» Information supplied:
________________

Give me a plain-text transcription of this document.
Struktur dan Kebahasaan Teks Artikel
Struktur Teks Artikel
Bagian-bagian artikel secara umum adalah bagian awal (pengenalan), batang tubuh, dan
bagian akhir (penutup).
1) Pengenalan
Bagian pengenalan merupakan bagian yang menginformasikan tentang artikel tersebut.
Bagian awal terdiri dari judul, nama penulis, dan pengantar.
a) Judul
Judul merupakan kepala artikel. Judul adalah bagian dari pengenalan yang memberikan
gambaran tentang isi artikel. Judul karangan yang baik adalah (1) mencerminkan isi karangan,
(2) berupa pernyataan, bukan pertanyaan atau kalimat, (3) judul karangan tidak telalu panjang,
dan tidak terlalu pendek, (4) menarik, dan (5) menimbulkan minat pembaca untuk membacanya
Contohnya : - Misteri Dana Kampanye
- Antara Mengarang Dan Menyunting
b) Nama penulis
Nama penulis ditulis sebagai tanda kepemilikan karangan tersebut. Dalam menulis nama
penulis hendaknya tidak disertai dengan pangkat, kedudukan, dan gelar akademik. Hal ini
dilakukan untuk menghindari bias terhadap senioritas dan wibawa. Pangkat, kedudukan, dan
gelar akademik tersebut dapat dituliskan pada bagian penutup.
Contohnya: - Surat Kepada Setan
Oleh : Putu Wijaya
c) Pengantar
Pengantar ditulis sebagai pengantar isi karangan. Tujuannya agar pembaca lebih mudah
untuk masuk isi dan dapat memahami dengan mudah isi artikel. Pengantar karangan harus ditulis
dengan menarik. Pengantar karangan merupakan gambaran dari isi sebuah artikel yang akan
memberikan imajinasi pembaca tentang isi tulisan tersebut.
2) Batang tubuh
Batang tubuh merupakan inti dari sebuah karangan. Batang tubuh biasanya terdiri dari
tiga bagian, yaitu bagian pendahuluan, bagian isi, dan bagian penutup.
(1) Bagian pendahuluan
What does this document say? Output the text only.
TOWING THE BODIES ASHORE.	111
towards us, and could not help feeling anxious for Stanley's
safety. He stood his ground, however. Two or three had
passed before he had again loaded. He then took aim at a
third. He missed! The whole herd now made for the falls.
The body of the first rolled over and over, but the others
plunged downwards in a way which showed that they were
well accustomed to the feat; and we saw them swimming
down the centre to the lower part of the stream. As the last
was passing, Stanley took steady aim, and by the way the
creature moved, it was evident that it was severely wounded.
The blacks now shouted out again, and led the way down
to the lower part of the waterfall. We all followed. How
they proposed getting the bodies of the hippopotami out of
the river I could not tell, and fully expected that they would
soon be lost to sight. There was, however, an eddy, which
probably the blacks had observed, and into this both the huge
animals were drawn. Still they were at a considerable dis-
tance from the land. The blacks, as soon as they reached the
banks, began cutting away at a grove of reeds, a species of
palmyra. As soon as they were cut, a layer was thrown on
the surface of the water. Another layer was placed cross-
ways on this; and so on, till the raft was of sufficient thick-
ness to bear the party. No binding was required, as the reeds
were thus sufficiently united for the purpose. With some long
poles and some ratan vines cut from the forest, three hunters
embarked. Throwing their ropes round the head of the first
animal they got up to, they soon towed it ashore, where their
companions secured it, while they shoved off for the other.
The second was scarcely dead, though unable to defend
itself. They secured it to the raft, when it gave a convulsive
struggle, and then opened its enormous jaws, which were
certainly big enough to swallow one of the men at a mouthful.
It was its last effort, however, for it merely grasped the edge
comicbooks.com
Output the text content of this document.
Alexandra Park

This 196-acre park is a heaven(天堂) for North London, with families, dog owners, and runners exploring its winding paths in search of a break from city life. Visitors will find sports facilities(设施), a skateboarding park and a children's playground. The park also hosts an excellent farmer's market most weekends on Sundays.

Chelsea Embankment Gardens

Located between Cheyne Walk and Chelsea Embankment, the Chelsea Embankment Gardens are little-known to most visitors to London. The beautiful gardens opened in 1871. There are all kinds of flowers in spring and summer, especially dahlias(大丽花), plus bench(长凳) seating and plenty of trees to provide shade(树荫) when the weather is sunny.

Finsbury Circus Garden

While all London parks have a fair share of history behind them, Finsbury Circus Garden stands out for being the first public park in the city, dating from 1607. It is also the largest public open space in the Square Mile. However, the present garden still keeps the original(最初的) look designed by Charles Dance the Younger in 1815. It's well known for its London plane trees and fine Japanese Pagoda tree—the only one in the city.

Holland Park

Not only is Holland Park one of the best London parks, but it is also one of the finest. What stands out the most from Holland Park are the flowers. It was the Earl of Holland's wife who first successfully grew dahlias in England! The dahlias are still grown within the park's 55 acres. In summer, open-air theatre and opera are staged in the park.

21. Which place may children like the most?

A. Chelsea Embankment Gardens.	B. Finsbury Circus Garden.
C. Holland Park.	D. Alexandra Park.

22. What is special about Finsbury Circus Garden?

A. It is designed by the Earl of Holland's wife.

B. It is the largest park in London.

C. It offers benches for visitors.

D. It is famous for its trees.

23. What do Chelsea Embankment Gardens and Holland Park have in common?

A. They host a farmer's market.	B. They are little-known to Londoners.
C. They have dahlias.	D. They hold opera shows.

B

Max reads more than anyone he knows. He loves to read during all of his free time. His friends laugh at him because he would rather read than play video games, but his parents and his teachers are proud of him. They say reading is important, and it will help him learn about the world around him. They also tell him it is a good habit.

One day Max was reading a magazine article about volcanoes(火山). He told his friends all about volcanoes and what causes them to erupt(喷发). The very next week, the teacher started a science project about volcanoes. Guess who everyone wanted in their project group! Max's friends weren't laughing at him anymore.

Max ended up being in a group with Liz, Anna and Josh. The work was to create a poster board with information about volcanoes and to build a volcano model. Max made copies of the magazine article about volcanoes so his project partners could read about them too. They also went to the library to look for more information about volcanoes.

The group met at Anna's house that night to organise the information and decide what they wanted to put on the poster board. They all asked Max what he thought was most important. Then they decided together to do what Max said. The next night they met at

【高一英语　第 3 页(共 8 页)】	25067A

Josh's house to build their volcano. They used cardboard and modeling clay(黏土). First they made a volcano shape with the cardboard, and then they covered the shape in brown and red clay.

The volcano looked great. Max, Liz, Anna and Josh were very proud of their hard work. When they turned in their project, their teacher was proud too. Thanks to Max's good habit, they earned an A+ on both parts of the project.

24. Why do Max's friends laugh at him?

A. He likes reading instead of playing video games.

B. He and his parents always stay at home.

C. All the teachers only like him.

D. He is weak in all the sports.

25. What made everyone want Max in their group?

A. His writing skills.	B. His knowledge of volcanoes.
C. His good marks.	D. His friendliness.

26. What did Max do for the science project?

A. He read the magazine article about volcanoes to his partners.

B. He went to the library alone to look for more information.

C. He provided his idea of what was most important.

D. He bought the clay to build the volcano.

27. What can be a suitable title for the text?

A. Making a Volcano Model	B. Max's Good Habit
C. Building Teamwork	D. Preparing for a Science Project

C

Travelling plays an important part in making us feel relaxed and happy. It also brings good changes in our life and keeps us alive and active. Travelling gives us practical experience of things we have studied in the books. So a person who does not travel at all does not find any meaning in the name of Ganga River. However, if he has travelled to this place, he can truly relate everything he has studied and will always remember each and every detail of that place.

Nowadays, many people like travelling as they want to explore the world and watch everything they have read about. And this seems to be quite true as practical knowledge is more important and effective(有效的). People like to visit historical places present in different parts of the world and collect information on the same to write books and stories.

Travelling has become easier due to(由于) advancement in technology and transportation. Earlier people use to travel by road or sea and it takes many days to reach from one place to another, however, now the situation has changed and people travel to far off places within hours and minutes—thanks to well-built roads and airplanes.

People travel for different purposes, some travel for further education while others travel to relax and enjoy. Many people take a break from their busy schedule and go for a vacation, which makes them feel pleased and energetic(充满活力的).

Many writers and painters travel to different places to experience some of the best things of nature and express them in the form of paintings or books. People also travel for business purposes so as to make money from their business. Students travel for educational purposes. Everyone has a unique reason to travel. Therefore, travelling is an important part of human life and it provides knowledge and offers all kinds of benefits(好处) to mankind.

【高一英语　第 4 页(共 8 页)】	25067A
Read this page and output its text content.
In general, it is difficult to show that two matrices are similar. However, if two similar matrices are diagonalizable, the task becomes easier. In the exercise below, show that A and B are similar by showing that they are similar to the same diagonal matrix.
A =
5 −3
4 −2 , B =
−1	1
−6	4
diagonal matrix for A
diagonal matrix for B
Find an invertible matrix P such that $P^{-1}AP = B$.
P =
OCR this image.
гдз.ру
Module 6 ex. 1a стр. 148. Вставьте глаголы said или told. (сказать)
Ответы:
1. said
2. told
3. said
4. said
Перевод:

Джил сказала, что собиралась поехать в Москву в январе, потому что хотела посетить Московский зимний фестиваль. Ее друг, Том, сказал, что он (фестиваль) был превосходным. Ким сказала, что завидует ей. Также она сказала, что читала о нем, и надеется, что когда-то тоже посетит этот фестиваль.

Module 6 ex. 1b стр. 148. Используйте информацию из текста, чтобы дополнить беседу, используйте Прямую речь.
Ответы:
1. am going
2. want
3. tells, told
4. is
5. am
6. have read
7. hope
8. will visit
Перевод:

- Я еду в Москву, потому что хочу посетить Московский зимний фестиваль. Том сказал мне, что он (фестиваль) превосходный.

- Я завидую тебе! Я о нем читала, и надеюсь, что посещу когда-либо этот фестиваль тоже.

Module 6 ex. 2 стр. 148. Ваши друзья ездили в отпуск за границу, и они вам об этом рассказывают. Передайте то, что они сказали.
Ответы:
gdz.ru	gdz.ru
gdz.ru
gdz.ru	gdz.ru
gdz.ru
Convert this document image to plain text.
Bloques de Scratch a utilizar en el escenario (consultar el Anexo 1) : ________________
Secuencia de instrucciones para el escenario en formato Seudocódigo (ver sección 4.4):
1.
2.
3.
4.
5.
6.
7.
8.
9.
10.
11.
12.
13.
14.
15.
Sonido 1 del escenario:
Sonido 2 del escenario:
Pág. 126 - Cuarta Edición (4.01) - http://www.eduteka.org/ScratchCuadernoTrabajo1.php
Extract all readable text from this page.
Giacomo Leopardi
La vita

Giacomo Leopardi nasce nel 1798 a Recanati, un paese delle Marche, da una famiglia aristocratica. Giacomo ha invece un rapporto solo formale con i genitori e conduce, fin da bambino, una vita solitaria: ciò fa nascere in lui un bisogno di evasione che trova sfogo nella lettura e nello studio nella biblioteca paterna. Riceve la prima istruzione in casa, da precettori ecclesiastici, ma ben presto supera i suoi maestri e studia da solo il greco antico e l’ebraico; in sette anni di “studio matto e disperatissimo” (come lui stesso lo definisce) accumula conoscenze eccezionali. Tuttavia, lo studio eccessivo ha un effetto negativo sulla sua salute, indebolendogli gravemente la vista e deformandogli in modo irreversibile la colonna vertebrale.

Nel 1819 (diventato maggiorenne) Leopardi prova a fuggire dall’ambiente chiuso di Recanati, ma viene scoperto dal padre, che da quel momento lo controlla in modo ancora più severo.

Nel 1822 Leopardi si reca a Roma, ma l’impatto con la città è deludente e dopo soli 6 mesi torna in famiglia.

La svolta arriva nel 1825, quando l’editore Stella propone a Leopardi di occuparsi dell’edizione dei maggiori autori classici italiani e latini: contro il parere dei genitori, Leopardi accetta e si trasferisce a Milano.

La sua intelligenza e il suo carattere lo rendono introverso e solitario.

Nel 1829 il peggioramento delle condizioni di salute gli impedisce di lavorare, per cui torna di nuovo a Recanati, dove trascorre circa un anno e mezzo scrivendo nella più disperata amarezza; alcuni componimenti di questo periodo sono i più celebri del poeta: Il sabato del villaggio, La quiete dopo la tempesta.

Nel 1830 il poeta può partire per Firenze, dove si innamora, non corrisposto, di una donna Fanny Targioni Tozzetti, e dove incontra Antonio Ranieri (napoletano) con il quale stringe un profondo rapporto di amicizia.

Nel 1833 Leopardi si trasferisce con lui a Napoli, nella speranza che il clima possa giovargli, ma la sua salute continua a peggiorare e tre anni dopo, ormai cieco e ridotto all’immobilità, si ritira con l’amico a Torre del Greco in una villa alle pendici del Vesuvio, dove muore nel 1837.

________________

» Aim of the exercise: Read the entries and pick out all lines that include the word "посетить".

» Expected answer:
Джил сказала, что собиралась поехать в Москву в январе, потому что хотела посетить Московский зимний фестиваль. Ее друг, Том, сказал, что он (фестиваль) был превосходным. Ким сказала, что завидует ей. Также она сказала, что читала о нем, и надеется, что когда-то тоже посетит этот фестиваль.
- Я еду в Москву, потому что хочу посетить Московский зимний фестиваль. Том сказал мне, что он (фестиваль) превосходный.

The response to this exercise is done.